→ **REQUIRED TASK**:
Retype all of the entries word for word.

→ **DATA FOR THIS EXERCISE**:
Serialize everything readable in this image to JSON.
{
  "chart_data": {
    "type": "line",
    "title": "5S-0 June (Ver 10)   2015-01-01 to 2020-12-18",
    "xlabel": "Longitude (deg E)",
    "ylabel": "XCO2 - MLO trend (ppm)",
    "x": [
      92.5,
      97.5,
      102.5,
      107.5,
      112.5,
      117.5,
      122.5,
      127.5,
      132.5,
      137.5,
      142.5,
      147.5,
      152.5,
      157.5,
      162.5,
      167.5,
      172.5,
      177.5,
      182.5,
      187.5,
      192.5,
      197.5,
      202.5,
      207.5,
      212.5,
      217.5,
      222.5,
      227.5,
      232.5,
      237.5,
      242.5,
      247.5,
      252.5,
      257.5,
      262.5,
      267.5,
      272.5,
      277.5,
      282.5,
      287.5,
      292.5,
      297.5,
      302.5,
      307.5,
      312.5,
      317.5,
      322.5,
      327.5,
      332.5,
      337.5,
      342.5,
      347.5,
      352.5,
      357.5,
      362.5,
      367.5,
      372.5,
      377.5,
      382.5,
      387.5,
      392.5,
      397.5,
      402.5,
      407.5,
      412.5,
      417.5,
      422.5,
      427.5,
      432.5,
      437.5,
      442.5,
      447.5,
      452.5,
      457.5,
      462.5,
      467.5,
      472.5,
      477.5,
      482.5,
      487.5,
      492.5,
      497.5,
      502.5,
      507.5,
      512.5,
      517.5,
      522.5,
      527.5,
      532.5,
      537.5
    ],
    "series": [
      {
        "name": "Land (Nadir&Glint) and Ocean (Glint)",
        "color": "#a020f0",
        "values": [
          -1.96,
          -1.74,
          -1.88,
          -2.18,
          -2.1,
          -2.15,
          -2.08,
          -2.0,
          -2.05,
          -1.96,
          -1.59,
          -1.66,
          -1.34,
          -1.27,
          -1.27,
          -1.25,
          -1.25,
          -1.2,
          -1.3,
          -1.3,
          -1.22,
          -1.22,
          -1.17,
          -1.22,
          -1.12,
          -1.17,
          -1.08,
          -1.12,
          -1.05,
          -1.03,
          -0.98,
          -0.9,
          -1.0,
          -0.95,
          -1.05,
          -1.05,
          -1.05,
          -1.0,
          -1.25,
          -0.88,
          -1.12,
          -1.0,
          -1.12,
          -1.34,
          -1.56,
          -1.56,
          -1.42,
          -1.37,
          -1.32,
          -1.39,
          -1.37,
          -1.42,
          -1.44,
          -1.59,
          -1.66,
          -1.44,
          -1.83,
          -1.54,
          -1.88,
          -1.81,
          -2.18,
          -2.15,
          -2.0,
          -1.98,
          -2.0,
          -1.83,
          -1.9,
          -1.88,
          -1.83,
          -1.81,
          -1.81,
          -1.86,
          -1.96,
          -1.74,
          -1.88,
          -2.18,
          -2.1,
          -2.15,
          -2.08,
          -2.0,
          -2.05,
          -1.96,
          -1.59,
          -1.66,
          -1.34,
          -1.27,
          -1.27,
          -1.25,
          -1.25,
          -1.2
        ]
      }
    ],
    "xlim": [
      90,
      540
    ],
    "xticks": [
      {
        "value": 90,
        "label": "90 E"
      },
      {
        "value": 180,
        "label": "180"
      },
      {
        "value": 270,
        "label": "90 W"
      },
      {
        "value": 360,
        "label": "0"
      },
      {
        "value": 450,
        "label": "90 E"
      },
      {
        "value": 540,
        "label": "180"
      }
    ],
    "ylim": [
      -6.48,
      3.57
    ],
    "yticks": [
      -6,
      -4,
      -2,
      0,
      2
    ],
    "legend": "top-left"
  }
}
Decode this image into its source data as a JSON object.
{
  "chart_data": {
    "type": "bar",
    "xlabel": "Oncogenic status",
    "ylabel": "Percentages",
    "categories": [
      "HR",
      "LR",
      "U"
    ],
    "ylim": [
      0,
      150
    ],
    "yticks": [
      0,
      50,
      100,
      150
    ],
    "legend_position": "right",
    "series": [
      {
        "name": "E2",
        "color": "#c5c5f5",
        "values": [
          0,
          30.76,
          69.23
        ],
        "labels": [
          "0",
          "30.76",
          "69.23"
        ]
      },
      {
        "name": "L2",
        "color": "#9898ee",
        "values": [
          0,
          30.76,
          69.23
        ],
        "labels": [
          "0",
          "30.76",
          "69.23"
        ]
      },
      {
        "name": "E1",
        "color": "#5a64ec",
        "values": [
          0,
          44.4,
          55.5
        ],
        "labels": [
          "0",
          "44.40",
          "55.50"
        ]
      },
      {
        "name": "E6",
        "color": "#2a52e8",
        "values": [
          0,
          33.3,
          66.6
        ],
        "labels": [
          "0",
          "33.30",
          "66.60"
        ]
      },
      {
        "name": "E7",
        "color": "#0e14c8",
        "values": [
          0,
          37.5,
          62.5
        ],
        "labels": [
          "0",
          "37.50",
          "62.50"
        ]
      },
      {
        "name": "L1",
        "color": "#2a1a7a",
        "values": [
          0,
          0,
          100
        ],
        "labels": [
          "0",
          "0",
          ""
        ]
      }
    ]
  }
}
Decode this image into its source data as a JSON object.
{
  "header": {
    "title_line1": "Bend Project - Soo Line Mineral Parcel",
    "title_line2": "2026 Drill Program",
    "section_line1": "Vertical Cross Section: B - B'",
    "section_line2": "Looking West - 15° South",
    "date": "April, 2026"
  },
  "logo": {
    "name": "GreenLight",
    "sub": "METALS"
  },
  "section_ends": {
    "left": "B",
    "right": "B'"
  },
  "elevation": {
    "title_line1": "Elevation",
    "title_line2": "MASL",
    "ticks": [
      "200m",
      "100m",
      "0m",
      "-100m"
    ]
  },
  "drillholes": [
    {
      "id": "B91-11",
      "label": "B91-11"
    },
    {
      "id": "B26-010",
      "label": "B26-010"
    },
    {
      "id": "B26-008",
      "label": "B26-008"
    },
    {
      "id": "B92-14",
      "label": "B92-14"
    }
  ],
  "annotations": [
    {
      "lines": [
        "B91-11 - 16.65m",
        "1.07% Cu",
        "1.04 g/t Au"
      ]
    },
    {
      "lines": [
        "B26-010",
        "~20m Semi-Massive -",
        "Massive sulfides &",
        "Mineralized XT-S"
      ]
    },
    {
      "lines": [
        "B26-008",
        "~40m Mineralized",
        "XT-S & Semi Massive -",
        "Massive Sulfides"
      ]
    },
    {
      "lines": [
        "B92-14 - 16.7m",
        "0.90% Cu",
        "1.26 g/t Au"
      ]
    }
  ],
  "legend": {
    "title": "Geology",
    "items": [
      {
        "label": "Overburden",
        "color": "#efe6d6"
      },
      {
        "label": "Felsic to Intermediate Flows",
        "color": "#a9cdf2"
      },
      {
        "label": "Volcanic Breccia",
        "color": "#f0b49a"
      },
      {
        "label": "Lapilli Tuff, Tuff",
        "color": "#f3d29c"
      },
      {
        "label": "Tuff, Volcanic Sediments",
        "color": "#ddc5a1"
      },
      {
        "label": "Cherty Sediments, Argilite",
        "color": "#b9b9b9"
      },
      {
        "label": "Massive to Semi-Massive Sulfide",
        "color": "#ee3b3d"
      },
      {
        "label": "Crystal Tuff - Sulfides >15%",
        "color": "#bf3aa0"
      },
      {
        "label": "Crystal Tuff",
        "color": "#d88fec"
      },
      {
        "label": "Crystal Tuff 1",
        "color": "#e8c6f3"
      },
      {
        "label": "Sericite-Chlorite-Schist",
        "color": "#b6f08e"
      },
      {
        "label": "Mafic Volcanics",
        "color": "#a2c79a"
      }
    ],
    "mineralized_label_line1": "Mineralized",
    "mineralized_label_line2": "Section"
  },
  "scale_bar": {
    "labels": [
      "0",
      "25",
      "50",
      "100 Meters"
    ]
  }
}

→ **WRITTEN SOLUTION**:
Serialize everything readable in this image to JSON.
{
  "chart_data": {
    "type": "line",
    "title": "5S-0 June (Ver 10)   2015-01-01 to 2020-12-18",
    "xlabel": "Longitude (deg E)",
    "ylabel": "XCO2 - MLO trend (ppm)",
    "x": [
      92.5,
      97.5,
      102.5,
      107.5,
      112.5,
      117.5,
      122.5,
      127.5,
      132.5,
      137.5,
      142.5,
      147.5,
      152.5,
      157.5,
      162.5,
      167.5,
      172.5,
      177.5,
      182.5,
      187.5,
      192.5,
      197.5,
      202.5,
      207.5,
      212.5,
      217.5,
      222.5,
      227.5,
      232.5,
      237.5,
      242.5,
      247.5,
      252.5,
      257.5,
      262.5,
      267.5,
      272.5,
      277.5,
      282.5,
      287.5,
      292.5,
      297.5,
      302.5,
      307.5,
      312.5,
      317.5,
      322.5,
      327.5,
      332.5,
      337.5,
      342.5,
      347.5,
      352.5,
      357.5,
      362.5,
      367.5,
      372.5,
      377.5,
      382.5,
      387.5,
      392.5,
      397.5,
      402.5,
      407.5,
      412.5,
      417.5,
      422.5,
      427.5,
      432.5,
      437.5,
      442.5,
      447.5,
      452.5,
      457.5,
      462.5,
      467.5,
      472.5,
      477.5,
      482.5,
      487.5,
      492.5,
      497.5,
      502.5,
      507.5,
      512.5,
      517.5,
      522.5,
      527.5,
      532.5,
      537.5
    ],
    "series": [
      {
        "name": "Land (Nadir&Glint) and Ocean (Glint)",
        "color": "#a020f0",
        "values": [
          -1.96,
          -1.74,
          -1.88,
          -2.18,
          -2.1,
          -2.15,
          -2.08,
          -2.0,
          -2.05,
          -1.96,
          -1.59,
          -1.66,
          -1.34,
          -1.27,
          -1.27,
          -1.25,
          -1.25,
          -1.2,
          -1.3,
          -1.3,
          -1.22,
          -1.22,
          -1.17,
          -1.22,
          -1.12,
          -1.17,
          -1.08,
          -1.12,
          -1.05,
          -1.03,
          -0.98,
          -0.9,
          -1.0,
          -0.95,
          -1.05,
          -1.05,
          -1.05,
          -1.0,
          -1.25,
          -0.88,
          -1.12,
          -1.0,
          -1.12,
          -1.34,
          -1.56,
          -1.56,
          -1.42,
          -1.37,
          -1.32,
          -1.39,
          -1.37,
          -1.42,
          -1.44,
          -1.59,
          -1.66,
          -1.44,
          -1.83,
          -1.54,
          -1.88,
          -1.81,
          -2.18,
          -2.15,
          -2.0,
          -1.98,
          -2.0,
          -1.83,
          -1.9,
          -1.88,
          -1.83,
          -1.81,
          -1.81,
          -1.86,
          -1.96,
          -1.74,
          -1.88,
          -2.18,
          -2.1,
          -2.15,
          -2.08,
          -2.0,
          -2.05,
          -1.96,
          -1.59,
          -1.66,
          -1.34,
          -1.27,
          -1.27,
          -1.25,
          -1.25,
          -1.2
        ]
      }
    ],
    "xlim": [
      90,
      540
    ],
    "xticks": [
      {
        "value": 90,
        "label": "90 E"
      },
      {
        "value": 180,
        "label": "180"
      },
      {
        "value": 270,
        "label": "90 W"
      },
      {
        "value": 360,
        "label": "0"
      },
      {
        "value": 450,
        "label": "90 E"
      },
      {
        "value": 540,
        "label": "180"
      }
    ],
    "ylim": [
      -6.48,
      3.57
    ],
    "yticks": [
      -6,
      -4,
      -2,
      0,
      2
    ],
    "legend": "top-left"
  }
}
Decode this image into its source data as a JSON object.
{
  "chart_data": {
    "type": "bar",
    "xlabel": "Oncogenic status",
    "ylabel": "Percentages",
    "categories": [
      "HR",
      "LR",
      "U"
    ],
    "ylim": [
      0,
      150
    ],
    "yticks": [
      0,
      50,
      100,
      150
    ],
    "legend_position": "right",
    "series": [
      {
        "name": "E2",
        "color": "#c5c5f5",
        "values": [
          0,
          30.76,
          69.23
        ],
        "labels": [
          "0",
          "30.76",
          "69.23"
        ]
      },
      {
        "name": "L2",
        "color": "#9898ee",
        "values": [
          0,
          30.76,
          69.23
        ],
        "labels": [
          "0",
          "30.76",
          "69.23"
        ]
      },
      {
        "name": "E1",
        "color": "#5a64ec",
        "values": [
          0,
          44.4,
          55.5
        ],
        "labels": [
          "0",
          "44.40",
          "55.50"
        ]
      },
      {
        "name": "E6",
        "color": "#2a52e8",
        "values": [
          0,
          33.3,
          66.6
        ],
        "labels": [
          "0",
          "33.30",
          "66.60"
        ]
      },
      {
        "name": "E7",
        "color": "#0e14c8",
        "values": [
          0,
          37.5,
          62.5
        ],
        "labels": [
          "0",
          "37.50",
          "62.50"
        ]
      },
      {
        "name": "L1",
        "color": "#2a1a7a",
        "values": [
          0,
          0,
          100
        ],
        "labels": [
          "0",
          "0",
          ""
        ]
      }
    ]
  }
}
Decode this image into its source data as a JSON object.
{
  "header": {
    "title_line1": "Bend Project - Soo Line Mineral Parcel",
    "title_line2": "2026 Drill Program",
    "section_line1": "Vertical Cross Section: B - B'",
    "section_line2": "Looking West - 15° South",
    "date": "April, 2026"
  },
  "logo": {
    "name": "GreenLight",
    "sub": "METALS"
  },
  "section_ends": {
    "left": "B",
    "right": "B'"
  },
  "elevation": {
    "title_line1": "Elevation",
    "title_line2": "MASL",
    "ticks": [
      "200m",
      "100m",
      "0m",
      "-100m"
    ]
  },
  "drillholes": [
    {
      "id": "B91-11",
      "label": "B91-11"
    },
    {
      "id": "B26-010",
      "label": "B26-010"
    },
    {
      "id": "B26-008",
      "label": "B26-008"
    },
    {
      "id": "B92-14",
      "label": "B92-14"
    }
  ],
  "annotations": [
    {
      "lines": [
        "B91-11 - 16.65m",
        "1.07% Cu",
        "1.04 g/t Au"
      ]
    },
    {
      "lines": [
        "B26-010",
        "~20m Semi-Massive -",
        "Massive sulfides &",
        "Mineralized XT-S"
      ]
    },
    {
      "lines": [
        "B26-008",
        "~40m Mineralized",
        "XT-S & Semi Massive -",
        "Massive Sulfides"
      ]
    },
    {
      "lines": [
        "B92-14 - 16.7m",
        "0.90% Cu",
        "1.26 g/t Au"
      ]
    }
  ],
  "legend": {
    "title": "Geology",
    "items": [
      {
        "label": "Overburden",
        "color": "#efe6d6"
      },
      {
        "label": "Felsic to Intermediate Flows",
        "color": "#a9cdf2"
      },
      {
        "label": "Volcanic Breccia",
        "color": "#f0b49a"
      },
      {
        "label": "Lapilli Tuff, Tuff",
        "color": "#f3d29c"
      },
      {
        "label": "Tuff, Volcanic Sediments",
        "color": "#ddc5a1"
      },
      {
        "label": "Cherty Sediments, Argilite",
        "color": "#b9b9b9"
      },
      {
        "label": "Massive to Semi-Massive Sulfide",
        "color": "#ee3b3d"
      },
      {
        "label": "Crystal Tuff - Sulfides >15%",
        "color": "#bf3aa0"
      },
      {
        "label": "Crystal Tuff",
        "color": "#d88fec"
      },
      {
        "label": "Crystal Tuff 1",
        "color": "#e8c6f3"
      },
      {
        "label": "Sericite-Chlorite-Schist",
        "color": "#b6f08e"
      },
      {
        "label": "Mafic Volcanics",
        "color": "#a2c79a"
      }
    ],
    "mineralized_label_line1": "Mineralized",
    "mineralized_label_line2": "Section"
  },
  "scale_bar": {
    "labels": [
      "0",
      "25",
      "50",
      "100 Meters"
    ]
  }
}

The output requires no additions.